━━━ Dataset ━━━

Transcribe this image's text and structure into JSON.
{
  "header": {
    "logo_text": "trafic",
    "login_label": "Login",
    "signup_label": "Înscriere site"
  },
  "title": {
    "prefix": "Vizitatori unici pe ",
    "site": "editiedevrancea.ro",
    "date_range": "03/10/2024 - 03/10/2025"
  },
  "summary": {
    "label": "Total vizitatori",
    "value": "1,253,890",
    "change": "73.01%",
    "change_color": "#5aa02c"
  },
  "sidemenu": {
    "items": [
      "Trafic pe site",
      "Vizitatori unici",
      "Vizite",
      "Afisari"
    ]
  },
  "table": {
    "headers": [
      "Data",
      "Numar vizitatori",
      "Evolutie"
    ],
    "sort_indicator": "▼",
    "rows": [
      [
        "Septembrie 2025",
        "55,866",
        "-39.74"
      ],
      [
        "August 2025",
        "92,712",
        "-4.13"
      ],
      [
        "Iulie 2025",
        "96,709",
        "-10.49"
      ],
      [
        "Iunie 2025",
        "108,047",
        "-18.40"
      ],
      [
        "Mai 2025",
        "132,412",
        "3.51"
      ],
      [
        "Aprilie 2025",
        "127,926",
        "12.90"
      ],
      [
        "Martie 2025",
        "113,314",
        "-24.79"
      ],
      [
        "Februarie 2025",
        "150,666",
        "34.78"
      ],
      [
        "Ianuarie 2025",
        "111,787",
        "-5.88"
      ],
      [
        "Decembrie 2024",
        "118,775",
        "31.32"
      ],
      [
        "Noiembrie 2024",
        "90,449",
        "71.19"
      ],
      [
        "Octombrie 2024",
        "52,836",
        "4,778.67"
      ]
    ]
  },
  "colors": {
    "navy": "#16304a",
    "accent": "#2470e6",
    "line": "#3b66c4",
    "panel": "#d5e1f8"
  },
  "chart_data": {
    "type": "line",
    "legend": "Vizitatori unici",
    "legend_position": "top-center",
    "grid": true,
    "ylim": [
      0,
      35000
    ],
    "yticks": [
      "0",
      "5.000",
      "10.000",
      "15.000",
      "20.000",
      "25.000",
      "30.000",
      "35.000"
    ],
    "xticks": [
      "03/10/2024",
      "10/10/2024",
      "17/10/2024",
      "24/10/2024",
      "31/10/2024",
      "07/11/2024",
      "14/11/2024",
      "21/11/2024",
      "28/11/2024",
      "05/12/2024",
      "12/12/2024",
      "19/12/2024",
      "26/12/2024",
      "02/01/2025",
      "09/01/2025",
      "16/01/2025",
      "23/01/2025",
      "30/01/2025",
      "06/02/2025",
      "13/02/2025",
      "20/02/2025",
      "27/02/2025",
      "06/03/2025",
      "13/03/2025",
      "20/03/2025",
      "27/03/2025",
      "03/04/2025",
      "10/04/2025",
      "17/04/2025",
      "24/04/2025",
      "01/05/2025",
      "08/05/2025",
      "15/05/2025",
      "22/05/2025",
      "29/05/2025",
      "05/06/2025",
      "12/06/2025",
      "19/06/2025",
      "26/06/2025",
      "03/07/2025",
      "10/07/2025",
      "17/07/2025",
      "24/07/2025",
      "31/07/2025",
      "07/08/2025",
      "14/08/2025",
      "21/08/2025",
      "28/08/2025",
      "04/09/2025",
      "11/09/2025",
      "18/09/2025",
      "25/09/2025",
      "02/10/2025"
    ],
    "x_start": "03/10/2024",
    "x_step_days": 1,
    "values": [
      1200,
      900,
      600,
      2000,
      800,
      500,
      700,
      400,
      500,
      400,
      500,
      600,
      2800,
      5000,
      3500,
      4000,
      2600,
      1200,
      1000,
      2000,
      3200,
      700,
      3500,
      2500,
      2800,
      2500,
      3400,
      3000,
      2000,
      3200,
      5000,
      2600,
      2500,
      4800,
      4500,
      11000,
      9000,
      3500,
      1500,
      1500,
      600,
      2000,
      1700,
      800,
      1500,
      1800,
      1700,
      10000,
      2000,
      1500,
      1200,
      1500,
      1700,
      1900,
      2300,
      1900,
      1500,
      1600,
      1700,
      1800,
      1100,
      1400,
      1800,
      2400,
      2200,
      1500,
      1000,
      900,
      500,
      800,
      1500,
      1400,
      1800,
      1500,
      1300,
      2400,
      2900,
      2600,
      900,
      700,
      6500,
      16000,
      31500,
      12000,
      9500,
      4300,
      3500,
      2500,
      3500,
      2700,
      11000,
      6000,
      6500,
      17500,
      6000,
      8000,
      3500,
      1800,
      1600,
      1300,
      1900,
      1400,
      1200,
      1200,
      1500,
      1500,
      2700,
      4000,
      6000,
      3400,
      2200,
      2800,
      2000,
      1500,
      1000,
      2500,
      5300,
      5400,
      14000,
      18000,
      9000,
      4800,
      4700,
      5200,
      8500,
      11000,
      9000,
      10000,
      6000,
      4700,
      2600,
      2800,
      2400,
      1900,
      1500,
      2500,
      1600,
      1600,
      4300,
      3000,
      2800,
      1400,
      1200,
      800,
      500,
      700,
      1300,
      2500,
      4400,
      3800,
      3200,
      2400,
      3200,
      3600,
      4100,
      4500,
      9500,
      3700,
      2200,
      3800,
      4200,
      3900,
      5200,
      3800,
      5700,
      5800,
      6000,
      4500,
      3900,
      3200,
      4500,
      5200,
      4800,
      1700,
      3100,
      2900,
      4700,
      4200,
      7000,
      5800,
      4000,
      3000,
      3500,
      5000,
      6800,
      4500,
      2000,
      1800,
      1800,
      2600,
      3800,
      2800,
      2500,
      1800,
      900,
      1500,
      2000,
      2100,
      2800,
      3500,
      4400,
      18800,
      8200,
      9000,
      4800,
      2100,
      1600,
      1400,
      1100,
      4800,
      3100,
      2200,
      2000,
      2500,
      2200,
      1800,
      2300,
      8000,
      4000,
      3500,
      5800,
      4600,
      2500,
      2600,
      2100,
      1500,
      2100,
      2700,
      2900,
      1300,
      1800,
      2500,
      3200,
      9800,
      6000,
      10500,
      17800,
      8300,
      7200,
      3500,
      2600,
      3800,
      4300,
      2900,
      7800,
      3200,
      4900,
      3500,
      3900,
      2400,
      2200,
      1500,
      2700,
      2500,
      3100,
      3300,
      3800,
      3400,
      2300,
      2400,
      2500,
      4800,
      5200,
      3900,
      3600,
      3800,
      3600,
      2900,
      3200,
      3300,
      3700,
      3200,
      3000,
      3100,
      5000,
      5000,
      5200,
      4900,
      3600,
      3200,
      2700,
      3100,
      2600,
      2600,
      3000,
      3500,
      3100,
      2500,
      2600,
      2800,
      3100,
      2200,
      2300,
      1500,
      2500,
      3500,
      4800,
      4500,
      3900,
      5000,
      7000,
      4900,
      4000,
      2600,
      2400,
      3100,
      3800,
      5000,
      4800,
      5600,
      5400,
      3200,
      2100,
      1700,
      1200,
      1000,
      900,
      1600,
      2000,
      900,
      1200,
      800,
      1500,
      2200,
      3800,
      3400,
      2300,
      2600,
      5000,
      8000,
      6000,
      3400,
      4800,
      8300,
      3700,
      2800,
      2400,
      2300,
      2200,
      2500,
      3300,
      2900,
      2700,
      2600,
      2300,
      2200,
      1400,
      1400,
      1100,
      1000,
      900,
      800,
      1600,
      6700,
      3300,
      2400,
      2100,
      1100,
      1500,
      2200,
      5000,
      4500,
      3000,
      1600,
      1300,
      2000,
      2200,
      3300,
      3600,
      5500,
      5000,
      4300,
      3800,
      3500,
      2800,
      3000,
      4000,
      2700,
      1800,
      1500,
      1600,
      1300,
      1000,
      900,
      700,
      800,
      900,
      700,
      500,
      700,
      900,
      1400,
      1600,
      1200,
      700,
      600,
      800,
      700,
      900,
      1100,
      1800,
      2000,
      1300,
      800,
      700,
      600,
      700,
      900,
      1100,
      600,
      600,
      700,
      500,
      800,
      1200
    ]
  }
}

━━━

**What you are asked to do:** What is the number of lines in the records that contain the string "site"? Give only that number.

**Answer:** 3